What to produce: Reproduce the entries exactly.

Collected data entries:
---

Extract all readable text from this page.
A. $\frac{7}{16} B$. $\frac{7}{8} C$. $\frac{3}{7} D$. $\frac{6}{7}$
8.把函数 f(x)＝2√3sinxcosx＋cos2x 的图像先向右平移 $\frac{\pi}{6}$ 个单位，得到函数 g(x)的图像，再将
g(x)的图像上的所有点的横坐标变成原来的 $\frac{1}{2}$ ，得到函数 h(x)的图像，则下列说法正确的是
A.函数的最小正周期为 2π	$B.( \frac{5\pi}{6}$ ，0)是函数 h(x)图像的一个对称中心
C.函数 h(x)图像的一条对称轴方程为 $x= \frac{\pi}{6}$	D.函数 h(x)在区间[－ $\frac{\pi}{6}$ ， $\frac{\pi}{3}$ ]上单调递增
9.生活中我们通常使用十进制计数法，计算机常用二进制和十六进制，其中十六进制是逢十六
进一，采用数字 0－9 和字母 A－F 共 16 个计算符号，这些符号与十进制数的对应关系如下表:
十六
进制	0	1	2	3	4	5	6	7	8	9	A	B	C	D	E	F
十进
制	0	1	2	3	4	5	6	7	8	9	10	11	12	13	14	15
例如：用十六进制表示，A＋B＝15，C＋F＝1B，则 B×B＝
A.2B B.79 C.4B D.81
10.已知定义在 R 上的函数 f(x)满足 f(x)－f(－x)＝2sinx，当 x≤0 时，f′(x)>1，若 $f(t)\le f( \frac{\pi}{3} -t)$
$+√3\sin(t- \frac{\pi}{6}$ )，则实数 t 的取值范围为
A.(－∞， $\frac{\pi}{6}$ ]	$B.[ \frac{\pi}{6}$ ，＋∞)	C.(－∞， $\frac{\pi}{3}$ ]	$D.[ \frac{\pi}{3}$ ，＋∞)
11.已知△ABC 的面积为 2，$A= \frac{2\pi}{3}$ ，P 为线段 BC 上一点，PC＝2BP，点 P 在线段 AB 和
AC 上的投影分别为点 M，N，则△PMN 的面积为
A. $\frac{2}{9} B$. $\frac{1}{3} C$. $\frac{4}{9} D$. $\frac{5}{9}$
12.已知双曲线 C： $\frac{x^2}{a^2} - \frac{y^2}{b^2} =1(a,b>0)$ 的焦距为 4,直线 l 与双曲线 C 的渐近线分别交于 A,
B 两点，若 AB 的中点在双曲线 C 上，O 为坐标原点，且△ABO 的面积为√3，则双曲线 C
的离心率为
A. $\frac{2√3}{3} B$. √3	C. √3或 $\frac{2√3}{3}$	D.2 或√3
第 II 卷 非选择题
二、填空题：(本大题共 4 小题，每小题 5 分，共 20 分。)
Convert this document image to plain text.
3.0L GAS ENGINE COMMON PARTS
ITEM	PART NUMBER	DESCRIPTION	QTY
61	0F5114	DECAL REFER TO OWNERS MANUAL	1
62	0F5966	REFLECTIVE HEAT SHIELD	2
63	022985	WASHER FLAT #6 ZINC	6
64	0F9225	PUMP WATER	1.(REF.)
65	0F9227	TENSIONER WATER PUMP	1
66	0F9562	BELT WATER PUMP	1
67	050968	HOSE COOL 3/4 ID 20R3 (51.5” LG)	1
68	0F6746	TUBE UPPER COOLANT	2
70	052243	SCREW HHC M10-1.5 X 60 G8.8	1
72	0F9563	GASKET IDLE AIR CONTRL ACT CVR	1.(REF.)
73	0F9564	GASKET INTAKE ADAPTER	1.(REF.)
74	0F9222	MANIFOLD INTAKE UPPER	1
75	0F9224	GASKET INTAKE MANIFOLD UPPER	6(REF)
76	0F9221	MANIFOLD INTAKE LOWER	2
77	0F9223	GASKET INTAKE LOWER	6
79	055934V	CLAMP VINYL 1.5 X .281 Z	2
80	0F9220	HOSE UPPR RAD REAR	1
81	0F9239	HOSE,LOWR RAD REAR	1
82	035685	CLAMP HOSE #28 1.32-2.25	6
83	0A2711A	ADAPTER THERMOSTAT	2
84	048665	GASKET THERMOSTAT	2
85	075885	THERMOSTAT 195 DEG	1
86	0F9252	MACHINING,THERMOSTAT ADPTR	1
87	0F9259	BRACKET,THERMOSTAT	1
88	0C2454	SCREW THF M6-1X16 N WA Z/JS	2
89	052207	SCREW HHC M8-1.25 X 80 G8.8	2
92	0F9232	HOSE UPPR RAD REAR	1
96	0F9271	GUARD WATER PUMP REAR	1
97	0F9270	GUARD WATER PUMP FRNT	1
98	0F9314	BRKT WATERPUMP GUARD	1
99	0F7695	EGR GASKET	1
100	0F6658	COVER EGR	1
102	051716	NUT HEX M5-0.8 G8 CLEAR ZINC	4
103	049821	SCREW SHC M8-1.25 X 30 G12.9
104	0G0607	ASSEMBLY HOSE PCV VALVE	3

---

Finished task:
Extract all readable text from this page.
A. $\frac{7}{16} B$. $\frac{7}{8} C$. $\frac{3}{7} D$. $\frac{6}{7}$
8.把函数 f(x)＝2√3sinxcosx＋cos2x 的图像先向右平移 $\frac{\pi}{6}$ 个单位，得到函数 g(x)的图像，再将
g(x)的图像上的所有点的横坐标变成原来的 $\frac{1}{2}$ ，得到函数 h(x)的图像，则下列说法正确的是
A.函数的最小正周期为 2π	$B.( \frac{5\pi}{6}$ ，0)是函数 h(x)图像的一个对称中心
C.函数 h(x)图像的一条对称轴方程为 $x= \frac{\pi}{6}$	D.函数 h(x)在区间[－ $\frac{\pi}{6}$ ， $\frac{\pi}{3}$ ]上单调递增
9.生活中我们通常使用十进制计数法，计算机常用二进制和十六进制，其中十六进制是逢十六
进一，采用数字 0－9 和字母 A－F 共 16 个计算符号，这些符号与十进制数的对应关系如下表:
十六
进制	0	1	2	3	4	5	6	7	8	9	A	B	C	D	E	F
十进
制	0	1	2	3	4	5	6	7	8	9	10	11	12	13	14	15
例如：用十六进制表示，A＋B＝15，C＋F＝1B，则 B×B＝
A.2B B.79 C.4B D.81
10.已知定义在 R 上的函数 f(x)满足 f(x)－f(－x)＝2sinx，当 x≤0 时，f′(x)>1，若 $f(t)\le f( \frac{\pi}{3} -t)$
$+√3\sin(t- \frac{\pi}{6}$ )，则实数 t 的取值范围为
A.(－∞， $\frac{\pi}{6}$ ]	$B.[ \frac{\pi}{6}$ ，＋∞)	C.(－∞， $\frac{\pi}{3}$ ]	$D.[ \frac{\pi}{3}$ ，＋∞)
11.已知△ABC 的面积为 2，$A= \frac{2\pi}{3}$ ，P 为线段 BC 上一点，PC＝2BP，点 P 在线段 AB 和
AC 上的投影分别为点 M，N，则△PMN 的面积为
A. $\frac{2}{9} B$. $\frac{1}{3} C$. $\frac{4}{9} D$. $\frac{5}{9}$
12.已知双曲线 C： $\frac{x^2}{a^2} - \frac{y^2}{b^2} =1(a,b>0)$ 的焦距为 4,直线 l 与双曲线 C 的渐近线分别交于 A,
B 两点，若 AB 的中点在双曲线 C 上，O 为坐标原点，且△ABO 的面积为√3，则双曲线 C
的离心率为
A. $\frac{2√3}{3} B$. √3	C. √3或 $\frac{2√3}{3}$	D.2 或√3
第 II 卷 非选择题
二、填空题：(本大题共 4 小题，每小题 5 分，共 20 分。)
Convert this document image to plain text.
3.0L GAS ENGINE COMMON PARTS
ITEM	PART NUMBER	DESCRIPTION	QTY
61	0F5114	DECAL REFER TO OWNERS MANUAL	1
62	0F5966	REFLECTIVE HEAT SHIELD	2
63	022985	WASHER FLAT #6 ZINC	6
64	0F9225	PUMP WATER	1.(REF.)
65	0F9227	TENSIONER WATER PUMP	1
66	0F9562	BELT WATER PUMP	1
67	050968	HOSE COOL 3/4 ID 20R3 (51.5” LG)	1
68	0F6746	TUBE UPPER COOLANT	2
70	052243	SCREW HHC M10-1.5 X 60 G8.8	1
72	0F9563	GASKET IDLE AIR CONTRL ACT CVR	1.(REF.)
73	0F9564	GASKET INTAKE ADAPTER	1.(REF.)
74	0F9222	MANIFOLD INTAKE UPPER	1
75	0F9224	GASKET INTAKE MANIFOLD UPPER	6(REF)
76	0F9221	MANIFOLD INTAKE LOWER	2
77	0F9223	GASKET INTAKE LOWER	6
79	055934V	CLAMP VINYL 1.5 X .281 Z	2
80	0F9220	HOSE UPPR RAD REAR	1
81	0F9239	HOSE,LOWR RAD REAR	1
82	035685	CLAMP HOSE #28 1.32-2.25	6
83	0A2711A	ADAPTER THERMOSTAT	2
84	048665	GASKET THERMOSTAT	2
85	075885	THERMOSTAT 195 DEG	1
86	0F9252	MACHINING,THERMOSTAT ADPTR	1
87	0F9259	BRACKET,THERMOSTAT	1
88	0C2454	SCREW THF M6-1X16 N WA Z/JS	2
89	052207	SCREW HHC M8-1.25 X 80 G8.8	2
92	0F9232	HOSE UPPR RAD REAR	1
96	0F9271	GUARD WATER PUMP REAR	1
97	0F9270	GUARD WATER PUMP FRNT	1
98	0F9314	BRKT WATERPUMP GUARD	1
99	0F7695	EGR GASKET	1
100	0F6658	COVER EGR	1
102	051716	NUT HEX M5-0.8 G8 CLEAR ZINC	4
103	049821	SCREW SHC M8-1.25 X 30 G12.9
104	0G0607	ASSEMBLY HOSE PCV VALVE	3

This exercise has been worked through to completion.